▸ **TASK REQUIREMENTS**: Write out the full set of records exactly. Any pictures in them do not belong in the copy.

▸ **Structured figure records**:
____________
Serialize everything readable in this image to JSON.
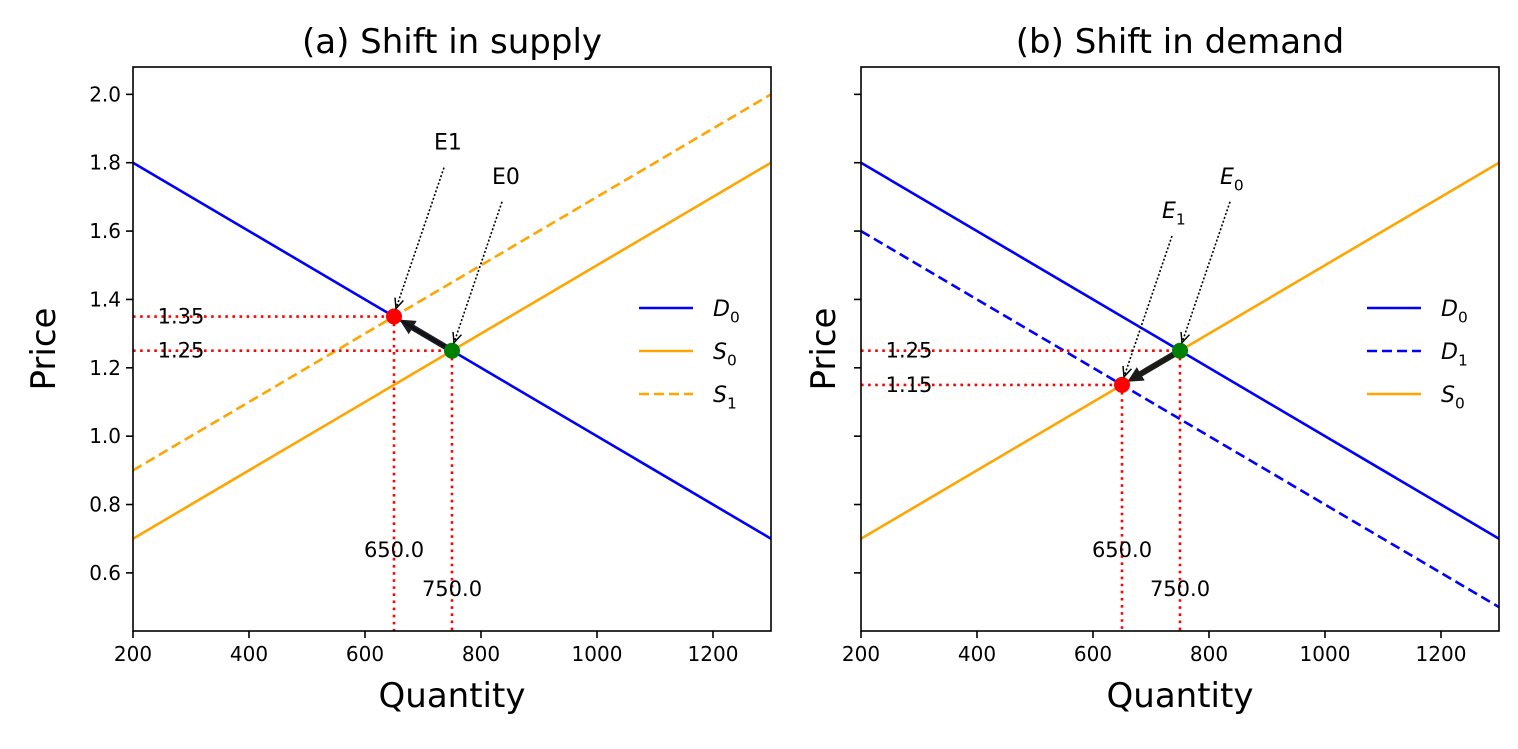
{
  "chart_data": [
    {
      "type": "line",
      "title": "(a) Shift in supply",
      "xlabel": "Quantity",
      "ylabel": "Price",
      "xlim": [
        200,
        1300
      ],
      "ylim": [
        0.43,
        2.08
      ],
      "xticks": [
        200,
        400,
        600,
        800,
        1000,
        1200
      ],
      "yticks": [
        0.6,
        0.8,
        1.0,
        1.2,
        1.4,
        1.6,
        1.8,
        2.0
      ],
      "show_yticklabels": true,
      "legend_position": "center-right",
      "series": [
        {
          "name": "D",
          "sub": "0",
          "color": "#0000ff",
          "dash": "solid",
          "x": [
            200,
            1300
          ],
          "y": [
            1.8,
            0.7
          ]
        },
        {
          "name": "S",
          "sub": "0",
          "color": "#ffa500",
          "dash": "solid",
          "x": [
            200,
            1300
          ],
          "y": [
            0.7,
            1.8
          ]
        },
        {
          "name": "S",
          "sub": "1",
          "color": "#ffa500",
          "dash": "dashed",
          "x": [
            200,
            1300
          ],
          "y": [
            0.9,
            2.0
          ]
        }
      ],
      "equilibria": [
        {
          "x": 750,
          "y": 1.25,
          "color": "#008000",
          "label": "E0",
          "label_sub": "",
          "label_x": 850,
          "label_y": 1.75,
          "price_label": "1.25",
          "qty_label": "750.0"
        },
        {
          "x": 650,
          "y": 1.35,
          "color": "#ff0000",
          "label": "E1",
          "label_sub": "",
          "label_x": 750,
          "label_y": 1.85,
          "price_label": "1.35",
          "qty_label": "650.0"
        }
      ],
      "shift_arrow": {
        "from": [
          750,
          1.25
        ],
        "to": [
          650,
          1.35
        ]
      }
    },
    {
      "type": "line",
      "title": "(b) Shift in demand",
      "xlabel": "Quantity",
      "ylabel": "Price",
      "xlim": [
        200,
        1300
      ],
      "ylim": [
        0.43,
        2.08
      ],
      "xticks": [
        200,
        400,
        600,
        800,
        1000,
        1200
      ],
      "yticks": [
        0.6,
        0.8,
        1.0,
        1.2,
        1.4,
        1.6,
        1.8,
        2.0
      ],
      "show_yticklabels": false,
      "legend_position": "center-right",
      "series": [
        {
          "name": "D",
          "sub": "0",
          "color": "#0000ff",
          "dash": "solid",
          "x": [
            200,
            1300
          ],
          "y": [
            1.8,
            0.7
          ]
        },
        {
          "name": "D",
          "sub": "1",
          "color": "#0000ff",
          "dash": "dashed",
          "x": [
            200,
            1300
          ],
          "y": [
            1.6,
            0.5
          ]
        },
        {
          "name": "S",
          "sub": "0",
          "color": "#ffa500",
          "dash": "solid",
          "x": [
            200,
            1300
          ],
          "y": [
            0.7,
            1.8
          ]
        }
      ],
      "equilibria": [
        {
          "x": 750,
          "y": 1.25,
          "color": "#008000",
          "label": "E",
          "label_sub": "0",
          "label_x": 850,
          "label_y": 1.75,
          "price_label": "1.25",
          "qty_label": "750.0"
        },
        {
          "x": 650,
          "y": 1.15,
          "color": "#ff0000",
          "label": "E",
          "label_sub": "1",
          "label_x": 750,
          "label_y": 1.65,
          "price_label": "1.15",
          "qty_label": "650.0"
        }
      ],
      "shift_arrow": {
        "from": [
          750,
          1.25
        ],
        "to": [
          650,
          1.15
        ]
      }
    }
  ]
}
____________
▸ **EXERCISE SOLUTION**:
Serialize everything readable in this image to JSON.
{
  "chart_data": [
    {
      "type": "line",
      "title": "(a) Shift in supply",
      "xlabel": "Quantity",
      "ylabel": "Price",
      "xlim": [
        200,
        1300
      ],
      "ylim": [
        0.43,
        2.08
      ],
      "xticks": [
        200,
        400,
        600,
        800,
        1000,
        1200
      ],
      "yticks": [
        0.6,
        0.8,
        1.0,
        1.2,
        1.4,
        1.6,
        1.8,
        2.0
      ],
      "show_yticklabels": true,
      "legend_position": "center-right",
      "series": [
        {
          "name": "D",
          "sub": "0",
          "color": "#0000ff",
          "dash": "solid",
          "x": [
            200,
            1300
          ],
          "y": [
            1.8,
            0.7
          ]
        },
        {
          "name": "S",
          "sub": "0",
          "color": "#ffa500",
          "dash": "solid",
          "x": [
            200,
            1300
          ],
          "y": [
            0.7,
            1.8
          ]
        },
        {
          "name": "S",
          "sub": "1",
          "color": "#ffa500",
          "dash": "dashed",
          "x": [
            200,
            1300
          ],
          "y": [
            0.9,
            2.0
          ]
        }
      ],
      "equilibria": [
        {
          "x": 750,
          "y": 1.25,
          "color": "#008000",
          "label": "E0",
          "label_sub": "",
          "label_x": 850,
          "label_y": 1.75,
          "price_label": "1.25",
          "qty_label": "750.0"
        },
        {
          "x": 650,
          "y": 1.35,
          "color": "#ff0000",
          "label": "E1",
          "label_sub": "",
          "label_x": 750,
          "label_y": 1.85,
          "price_label": "1.35",
          "qty_label": "650.0"
        }
      ],
      "shift_arrow": {
        "from": [
          750,
          1.25
        ],
        "to": [
          650,
          1.35
        ]
      }
    },
    {
      "type": "line",
      "title": "(b) Shift in demand",
      "xlabel": "Quantity",
      "ylabel": "Price",
      "xlim": [
        200,
        1300
      ],
      "ylim": [
        0.43,
        2.08
      ],
      "xticks": [
        200,
        400,
        600,
        800,
        1000,
        1200
      ],
      "yticks": [
        0.6,
        0.8,
        1.0,
        1.2,
        1.4,
        1.6,
        1.8,
        2.0
      ],
      "show_yticklabels": false,
      "legend_position": "center-right",
      "series": [
        {
          "name": "D",
          "sub": "0",
          "color": "#0000ff",
          "dash": "solid",
          "x": [
            200,
            1300
          ],
          "y": [
            1.8,
            0.7
          ]
        },
        {
          "name": "D",
          "sub": "1",
          "color": "#0000ff",
          "dash": "dashed",
          "x": [
            200,
            1300
          ],
          "y": [
            1.6,
            0.5
          ]
        },
        {
          "name": "S",
          "sub": "0",
          "color": "#ffa500",
          "dash": "solid",
          "x": [
            200,
            1300
          ],
          "y": [
            0.7,
            1.8
          ]
        }
      ],
      "equilibria": [
        {
          "x": 750,
          "y": 1.25,
          "color": "#008000",
          "label": "E",
          "label_sub": "0",
          "label_x": 850,
          "label_y": 1.75,
          "price_label": "1.25",
          "qty_label": "750.0"
        },
        {
          "x": 650,
          "y": 1.15,
          "color": "#ff0000",
          "label": "E",
          "label_sub": "1",
          "label_x": 750,
          "label_y": 1.65,
          "price_label": "1.15",
          "qty_label": "650.0"
        }
      ],
      "shift_arrow": {
        "from": [
          750,
          1.25
        ],
        "to": [
          650,
          1.15
        ]
      }
    }
  ]
}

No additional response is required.